-- Start Text extract --

Solicitors acting for opposing parties now routinely email each other throughout the lifetime of a dispute, but there is still reluctance to accept service of legal proceedings by email. Unauthorised service of a claim form by email was considered recently in Dunbar Assets Plc v BCP Premier Ltd. We look at some issues thrown up by this decision.
The courts have traditionally taken a hard line when it comes to service of process and enforcing limitation periods. There are good reasons for this - litigants need certainty so that they and the courts are not burdened by satellite litigation concerning the validity of service and the existence of a limitation defence.
A claim form can only be served by email where the solicitor acting for the defendant has consented in writing. Practice Direction 6A.4.1(2) states that a statement to this effect on the solicitor’s writing paper is sufficient. Where the claimant has purported to serve the claim form by email without consent, service is invalid unless the court retrospectively permits service by this method under CPR 6.15 or dispenses with service under CPR 6.16.
In Dunbar Assets the four-month deadline for serving the claim form under CPR 7.5 expired on 17 April 2014. The claimant gave the defendant the claim form on 3 March 2014 but stated that this was “for information purposes only”, the consequence of this being that time for service of the particulars of claim did not start to run.

-- End Text extract --

Written instruction A: Rewrite the passage on serving claims by email from "The courts have" to "under CPR 6.16.", changing "hard line" to "strict approach".
Written instruction B: Using the passage on serving claims by email, decide whether each statement is true and back up each yes or no with the words that settle it: (i) a statement on the solicitor's writing paper is enough to show consent to service by email; (ii) in Dunbar Assets the deadline for serving the claim form expired on 3 March 2014; (iii) the claimant said the claim form was given to the defendant for information purposes only.

-- Start Data excerpt --

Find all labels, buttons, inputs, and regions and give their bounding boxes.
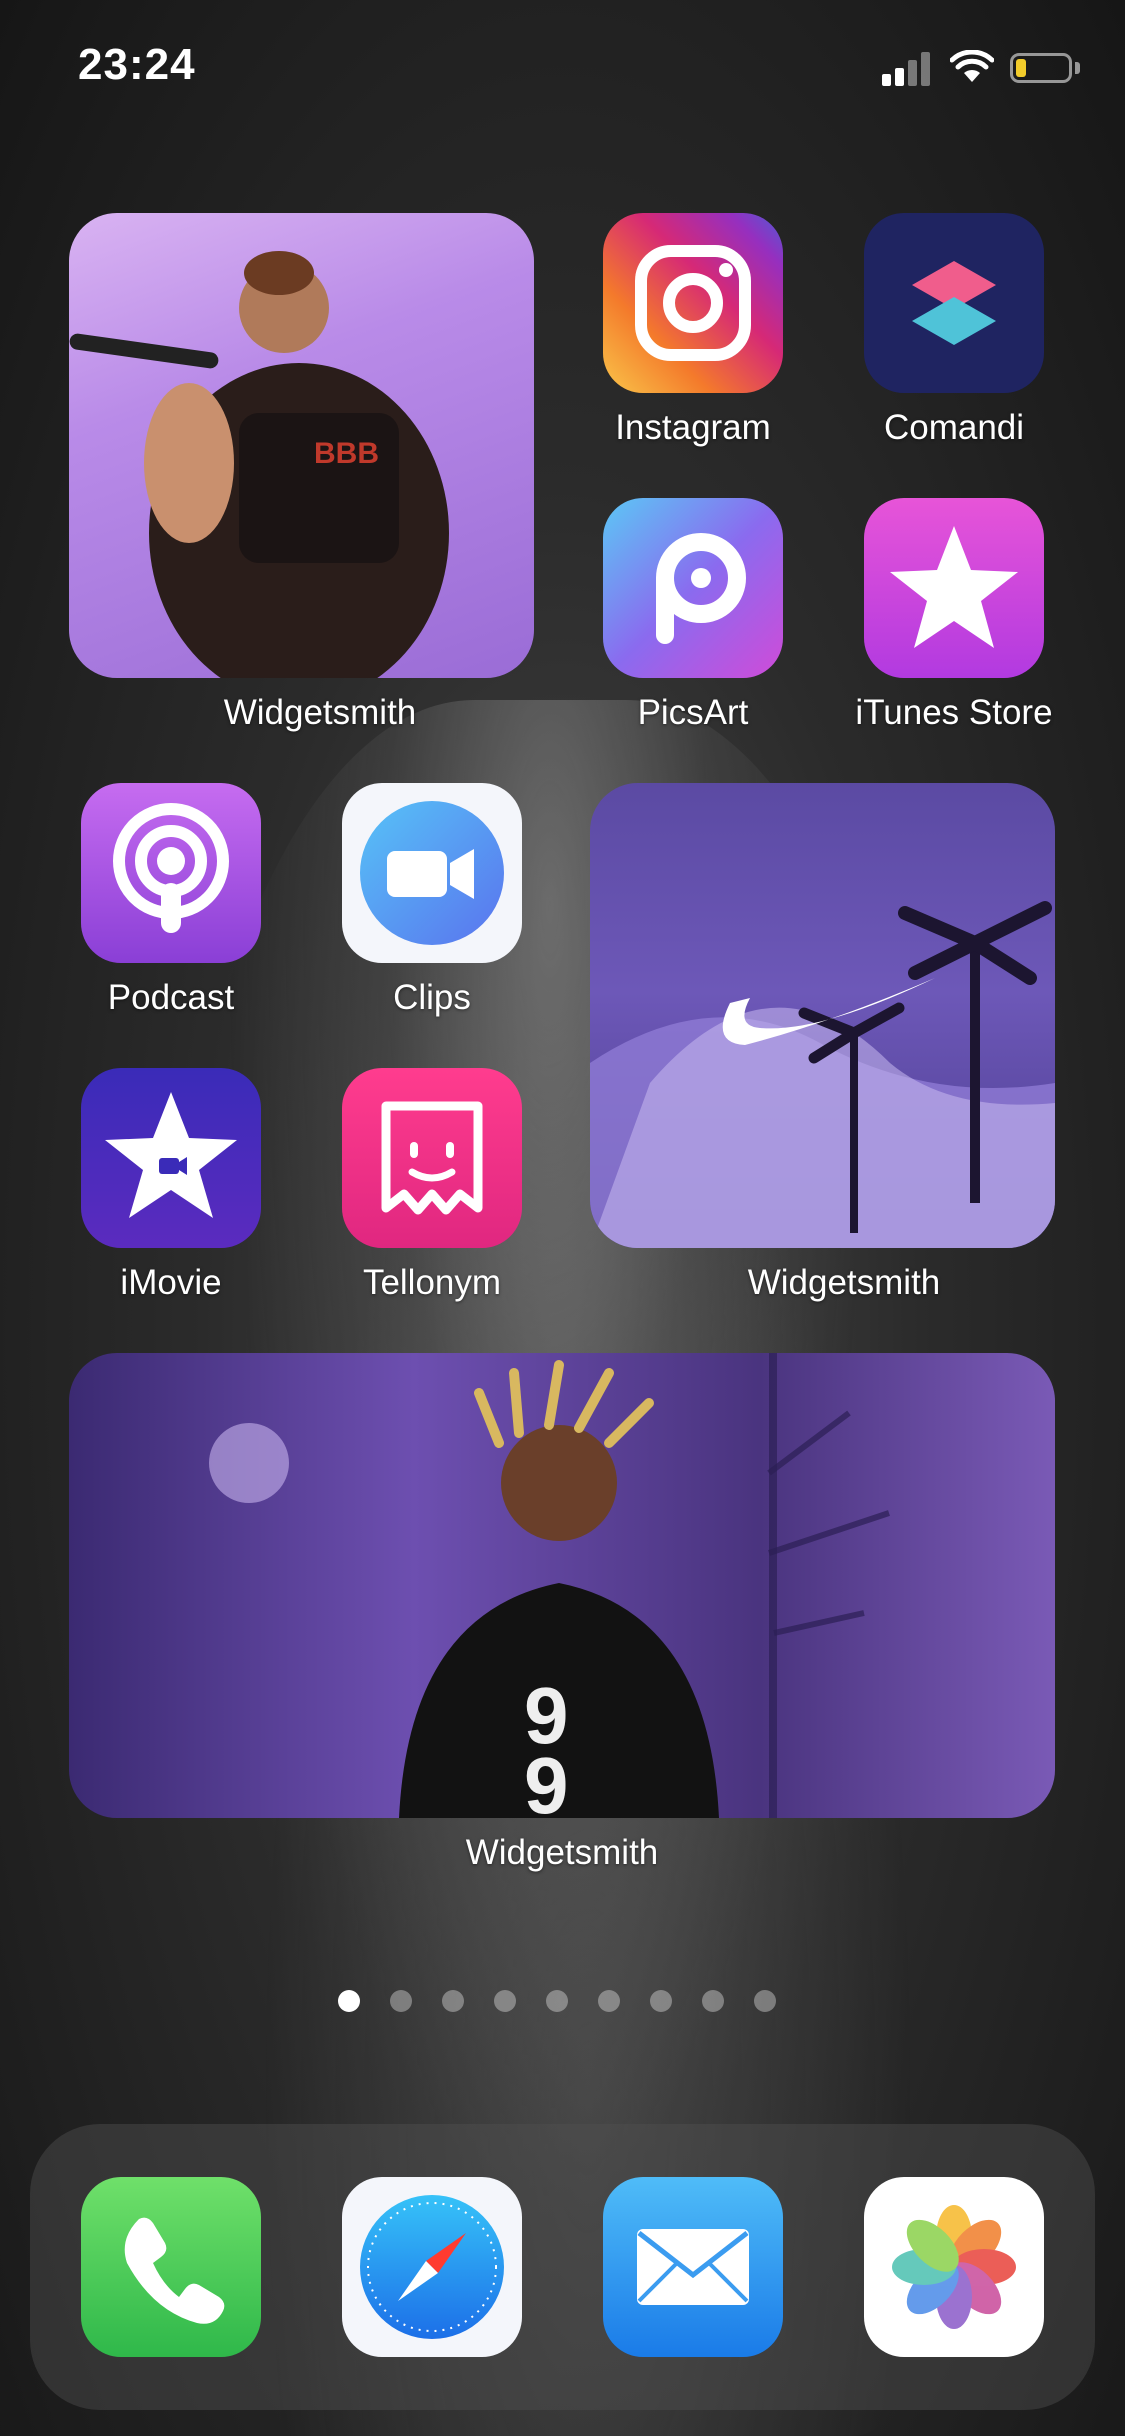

-- End Data excerpt --

Exercise answer A:
The courts have traditionally taken a strict approach when it comes to service of process and enforcing limitation periods. There are good reasons for this - litigants need certainty so that they and the courts are not burdened by satellite litigation concerning the validity of service and the existence of a limitation defence.
A claim form can only be served by email where the solicitor acting for the defendant has consented in writing. Practice Direction 6A.4.1(2) states that a statement to this effect on the solicitor’s writing paper is sufficient. Where the claimant has purported to serve the claim form by email without consent, service is invalid unless the court retrospectively permits service by this method under CPR 6.15 or dispenses with service under CPR 6.16.

Exercise answer B:
(i) Yes: "a statement to this effect on the solicitor’s writing paper is sufficient."
(ii) No: "the four-month deadline for serving the claim form under CPR 7.5 expired on 17 April 2014."
(iii) Yes: "stated that this was “for information purposes only”"